[Start]

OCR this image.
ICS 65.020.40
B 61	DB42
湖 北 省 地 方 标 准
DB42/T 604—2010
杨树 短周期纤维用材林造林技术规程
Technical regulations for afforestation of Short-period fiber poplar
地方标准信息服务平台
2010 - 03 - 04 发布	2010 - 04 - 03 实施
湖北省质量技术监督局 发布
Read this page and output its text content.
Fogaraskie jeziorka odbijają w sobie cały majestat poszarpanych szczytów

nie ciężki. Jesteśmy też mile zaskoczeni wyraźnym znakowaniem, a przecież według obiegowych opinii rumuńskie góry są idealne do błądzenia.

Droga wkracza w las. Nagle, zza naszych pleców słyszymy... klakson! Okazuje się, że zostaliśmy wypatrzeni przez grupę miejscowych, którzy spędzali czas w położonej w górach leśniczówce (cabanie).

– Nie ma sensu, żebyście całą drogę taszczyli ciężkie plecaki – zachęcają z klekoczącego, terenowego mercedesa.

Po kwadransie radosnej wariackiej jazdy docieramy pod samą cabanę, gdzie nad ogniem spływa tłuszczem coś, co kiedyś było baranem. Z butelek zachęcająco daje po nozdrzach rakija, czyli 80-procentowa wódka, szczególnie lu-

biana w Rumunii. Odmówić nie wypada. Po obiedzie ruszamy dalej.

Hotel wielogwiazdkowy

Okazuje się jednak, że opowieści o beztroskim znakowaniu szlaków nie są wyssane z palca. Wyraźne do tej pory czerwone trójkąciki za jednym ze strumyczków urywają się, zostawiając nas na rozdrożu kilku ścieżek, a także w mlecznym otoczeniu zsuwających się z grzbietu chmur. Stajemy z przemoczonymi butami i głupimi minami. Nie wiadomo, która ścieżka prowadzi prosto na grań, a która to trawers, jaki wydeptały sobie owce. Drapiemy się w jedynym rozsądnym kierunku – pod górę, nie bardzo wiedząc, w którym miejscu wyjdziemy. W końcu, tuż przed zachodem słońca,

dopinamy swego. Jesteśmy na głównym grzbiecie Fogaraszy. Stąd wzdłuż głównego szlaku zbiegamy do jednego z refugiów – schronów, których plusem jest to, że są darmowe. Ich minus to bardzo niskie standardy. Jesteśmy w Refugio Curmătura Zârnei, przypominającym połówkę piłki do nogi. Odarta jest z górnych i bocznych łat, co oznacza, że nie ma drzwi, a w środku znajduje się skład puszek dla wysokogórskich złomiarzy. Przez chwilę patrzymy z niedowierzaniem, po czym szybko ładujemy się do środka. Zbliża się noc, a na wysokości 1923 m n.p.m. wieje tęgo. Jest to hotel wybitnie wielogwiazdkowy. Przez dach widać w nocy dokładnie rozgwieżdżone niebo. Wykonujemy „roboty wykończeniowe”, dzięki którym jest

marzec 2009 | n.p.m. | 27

[End]

**What is needed**
Restate every entry word for word.

**Response to the task**
OCR this image.
ICS 65.020.40
B 61	DB42
湖 北 省 地 方 标 准
DB42/T 604—2010
杨树 短周期纤维用材林造林技术规程
Technical regulations for afforestation of Short-period fiber poplar
地方标准信息服务平台
2010 - 03 - 04 发布	2010 - 04 - 03 实施
湖北省质量技术监督局 发布
Read this page and output its text content.
Fogaraskie jeziorka odbijają w sobie cały majestat poszarpanych szczytów

nie ciężki. Jesteśmy też mile zaskoczeni wyraźnym znakowaniem, a przecież według obiegowych opinii rumuńskie góry są idealne do błądzenia.

Droga wkracza w las. Nagle, zza naszych pleców słyszymy... klakson! Okazuje się, że zostaliśmy wypatrzeni przez grupę miejscowych, którzy spędzali czas w położonej w górach leśniczówce (cabanie).

– Nie ma sensu, żebyście całą drogę taszczyli ciężkie plecaki – zachęcają z klekoczącego, terenowego mercedesa.

Po kwadransie radosnej wariackiej jazdy docieramy pod samą cabanę, gdzie nad ogniem spływa tłuszczem coś, co kiedyś było baranem. Z butelek zachęcająco daje po nozdrzach rakija, czyli 80-procentowa wódka, szczególnie lu-

biana w Rumunii. Odmówić nie wypada. Po obiedzie ruszamy dalej.

Hotel wielogwiazdkowy

Okazuje się jednak, że opowieści o beztroskim znakowaniu szlaków nie są wyssane z palca. Wyraźne do tej pory czerwone trójkąciki za jednym ze strumyczków urywają się, zostawiając nas na rozdrożu kilku ścieżek, a także w mlecznym otoczeniu zsuwających się z grzbietu chmur. Stajemy z przemoczonymi butami i głupimi minami. Nie wiadomo, która ścieżka prowadzi prosto na grań, a która to trawers, jaki wydeptały sobie owce. Drapiemy się w jedynym rozsądnym kierunku – pod górę, nie bardzo wiedząc, w którym miejscu wyjdziemy. W końcu, tuż przed zachodem słońca,

dopinamy swego. Jesteśmy na głównym grzbiecie Fogaraszy. Stąd wzdłuż głównego szlaku zbiegamy do jednego z refugiów – schronów, których plusem jest to, że są darmowe. Ich minus to bardzo niskie standardy. Jesteśmy w Refugio Curmătura Zârnei, przypominającym połówkę piłki do nogi. Odarta jest z górnych i bocznych łat, co oznacza, że nie ma drzwi, a w środku znajduje się skład puszek dla wysokogórskich złomiarzy. Przez chwilę patrzymy z niedowierzaniem, po czym szybko ładujemy się do środka. Zbliża się noc, a na wysokości 1923 m n.p.m. wieje tęgo. Jest to hotel wybitnie wielogwiazdkowy. Przez dach widać w nocy dokładnie rozgwieżdżone niebo. Wykonujemy „roboty wykończeniowe”, dzięki którym jest

marzec 2009 | n.p.m. | 27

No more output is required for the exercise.